→ **Objective**
Every line of the material below must be repeated exactly.

→ **Dataset**
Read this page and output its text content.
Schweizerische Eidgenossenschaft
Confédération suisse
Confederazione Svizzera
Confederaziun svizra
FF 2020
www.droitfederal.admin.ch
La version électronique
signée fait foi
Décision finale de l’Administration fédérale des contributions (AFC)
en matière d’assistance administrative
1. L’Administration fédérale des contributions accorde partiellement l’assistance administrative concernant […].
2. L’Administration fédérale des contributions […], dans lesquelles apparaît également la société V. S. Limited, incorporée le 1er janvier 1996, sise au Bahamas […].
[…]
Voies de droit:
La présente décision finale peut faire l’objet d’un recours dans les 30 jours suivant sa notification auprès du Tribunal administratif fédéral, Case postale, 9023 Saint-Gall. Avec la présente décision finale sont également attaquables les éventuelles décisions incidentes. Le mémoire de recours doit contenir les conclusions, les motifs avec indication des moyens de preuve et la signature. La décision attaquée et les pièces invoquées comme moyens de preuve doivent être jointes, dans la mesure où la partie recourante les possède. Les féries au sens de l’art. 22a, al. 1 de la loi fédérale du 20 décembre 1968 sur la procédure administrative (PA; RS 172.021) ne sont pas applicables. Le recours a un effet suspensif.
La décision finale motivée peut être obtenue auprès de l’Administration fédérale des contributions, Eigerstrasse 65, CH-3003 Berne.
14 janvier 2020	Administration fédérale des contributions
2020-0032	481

→ **Complete answer**
Read this page and output its text content.
Schweizerische Eidgenossenschaft
Confédération suisse
Confederazione Svizzera
Confederaziun svizra
FF 2020
www.droitfederal.admin.ch
La version électronique
signée fait foi
Décision finale de l’Administration fédérale des contributions (AFC)
en matière d’assistance administrative
1. L’Administration fédérale des contributions accorde partiellement l’assistance administrative concernant […].
2. L’Administration fédérale des contributions […], dans lesquelles apparaît également la société V. S. Limited, incorporée le 1er janvier 1996, sise au Bahamas […].
[…]
Voies de droit:
La présente décision finale peut faire l’objet d’un recours dans les 30 jours suivant sa notification auprès du Tribunal administratif fédéral, Case postale, 9023 Saint-Gall. Avec la présente décision finale sont également attaquables les éventuelles décisions incidentes. Le mémoire de recours doit contenir les conclusions, les motifs avec indication des moyens de preuve et la signature. La décision attaquée et les pièces invoquées comme moyens de preuve doivent être jointes, dans la mesure où la partie recourante les possède. Les féries au sens de l’art. 22a, al. 1 de la loi fédérale du 20 décembre 1968 sur la procédure administrative (PA; RS 172.021) ne sont pas applicables. Le recours a un effet suspensif.
La décision finale motivée peut être obtenue auprès de l’Administration fédérale des contributions, Eigerstrasse 65, CH-3003 Berne.
14 janvier 2020	Administration fédérale des contributions
2020-0032	481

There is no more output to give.